"""

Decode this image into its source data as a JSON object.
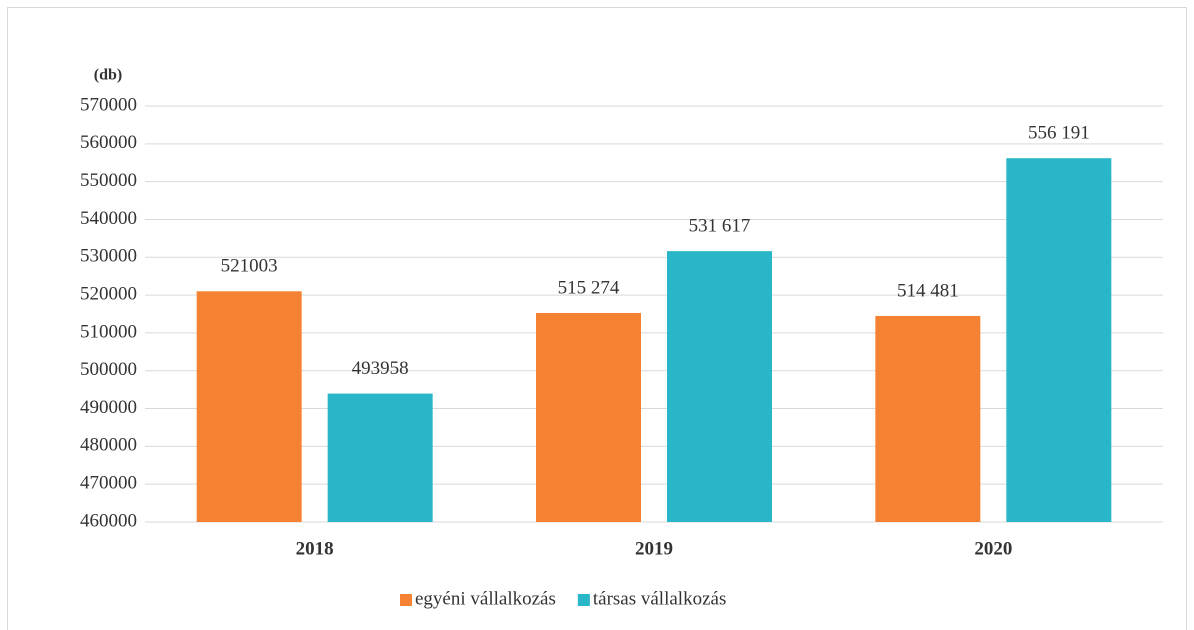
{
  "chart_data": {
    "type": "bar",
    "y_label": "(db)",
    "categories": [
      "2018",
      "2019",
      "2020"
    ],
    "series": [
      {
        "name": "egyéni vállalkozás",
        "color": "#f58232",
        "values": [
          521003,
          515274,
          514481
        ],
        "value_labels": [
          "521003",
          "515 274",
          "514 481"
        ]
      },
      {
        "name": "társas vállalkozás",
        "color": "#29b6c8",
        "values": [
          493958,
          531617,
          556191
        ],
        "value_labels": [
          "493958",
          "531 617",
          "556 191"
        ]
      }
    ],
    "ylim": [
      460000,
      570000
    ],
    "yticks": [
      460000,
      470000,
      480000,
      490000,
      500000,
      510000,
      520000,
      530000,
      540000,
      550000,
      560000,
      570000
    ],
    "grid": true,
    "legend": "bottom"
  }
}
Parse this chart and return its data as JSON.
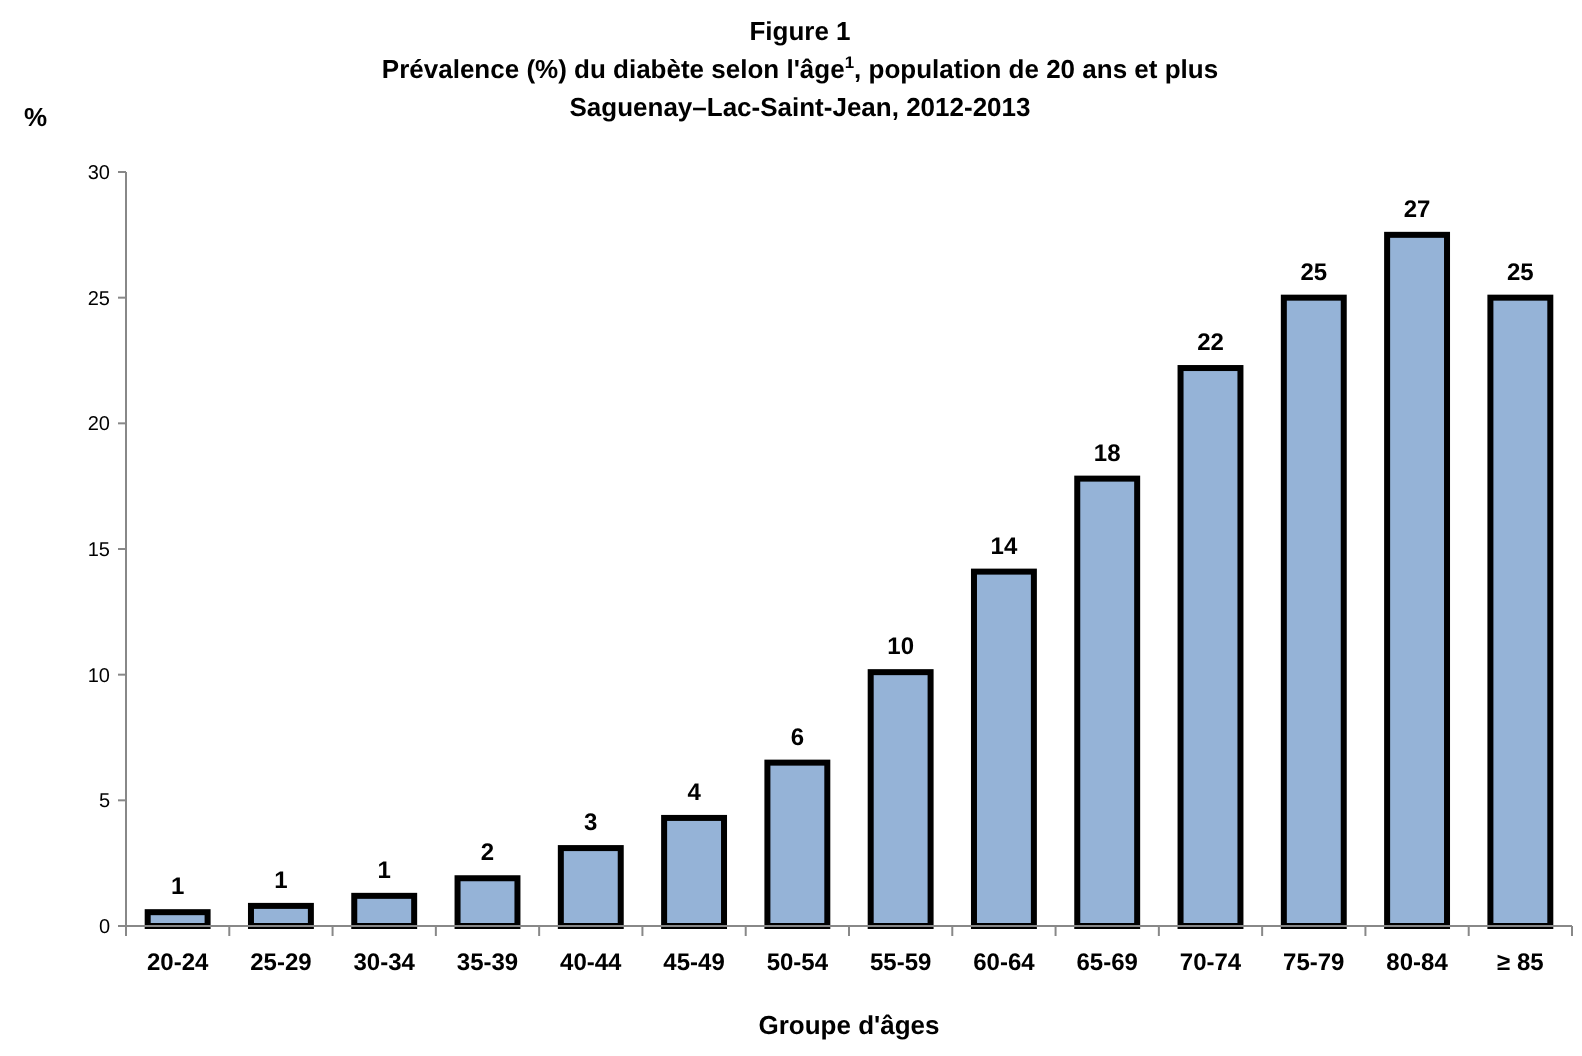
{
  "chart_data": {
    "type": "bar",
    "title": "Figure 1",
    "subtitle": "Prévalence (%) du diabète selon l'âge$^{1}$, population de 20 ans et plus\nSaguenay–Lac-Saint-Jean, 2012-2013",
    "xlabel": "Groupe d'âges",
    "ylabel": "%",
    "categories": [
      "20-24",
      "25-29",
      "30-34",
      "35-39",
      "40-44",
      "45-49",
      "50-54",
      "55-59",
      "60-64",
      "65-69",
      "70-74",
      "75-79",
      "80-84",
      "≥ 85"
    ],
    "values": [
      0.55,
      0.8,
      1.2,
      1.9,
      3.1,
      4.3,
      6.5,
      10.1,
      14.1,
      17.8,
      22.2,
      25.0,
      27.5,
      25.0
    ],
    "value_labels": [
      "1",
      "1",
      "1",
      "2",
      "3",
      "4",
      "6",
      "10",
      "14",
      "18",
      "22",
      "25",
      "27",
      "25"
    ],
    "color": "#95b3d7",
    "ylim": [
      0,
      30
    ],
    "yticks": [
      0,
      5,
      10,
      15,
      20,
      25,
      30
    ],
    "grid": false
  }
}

"""

• [Task requirements]: Print all of the entries word for word. Skip any images they contain.

• [Solution to the problem]:
Decode this image into its source data as a JSON object.
{
  "chart_data": {
    "type": "bar",
    "y_label": "(db)",
    "categories": [
      "2018",
      "2019",
      "2020"
    ],
    "series": [
      {
        "name": "egyéni vállalkozás",
        "color": "#f58232",
        "values": [
          521003,
          515274,
          514481
        ],
        "value_labels": [
          "521003",
          "515 274",
          "514 481"
        ]
      },
      {
        "name": "társas vállalkozás",
        "color": "#29b6c8",
        "values": [
          493958,
          531617,
          556191
        ],
        "value_labels": [
          "493958",
          "531 617",
          "556 191"
        ]
      }
    ],
    "ylim": [
      460000,
      570000
    ],
    "yticks": [
      460000,
      470000,
      480000,
      490000,
      500000,
      510000,
      520000,
      530000,
      540000,
      550000,
      560000,
      570000
    ],
    "grid": true,
    "legend": "bottom"
  }
}
Parse this chart and return its data as JSON.
{
  "chart_data": {
    "type": "bar",
    "title": "Figure 1",
    "subtitle": "Prévalence (%) du diabète selon l'âge$^{1}$, population de 20 ans et plus\nSaguenay–Lac-Saint-Jean, 2012-2013",
    "xlabel": "Groupe d'âges",
    "ylabel": "%",
    "categories": [
      "20-24",
      "25-29",
      "30-34",
      "35-39",
      "40-44",
      "45-49",
      "50-54",
      "55-59",
      "60-64",
      "65-69",
      "70-74",
      "75-79",
      "80-84",
      "≥ 85"
    ],
    "values": [
      0.55,
      0.8,
      1.2,
      1.9,
      3.1,
      4.3,
      6.5,
      10.1,
      14.1,
      17.8,
      22.2,
      25.0,
      27.5,
      25.0
    ],
    "value_labels": [
      "1",
      "1",
      "1",
      "2",
      "3",
      "4",
      "6",
      "10",
      "14",
      "18",
      "22",
      "25",
      "27",
      "25"
    ],
    "color": "#95b3d7",
    "ylim": [
      0,
      30
    ],
    "yticks": [
      0,
      5,
      10,
      15,
      20,
      25,
      30
    ],
    "grid": false
  }
}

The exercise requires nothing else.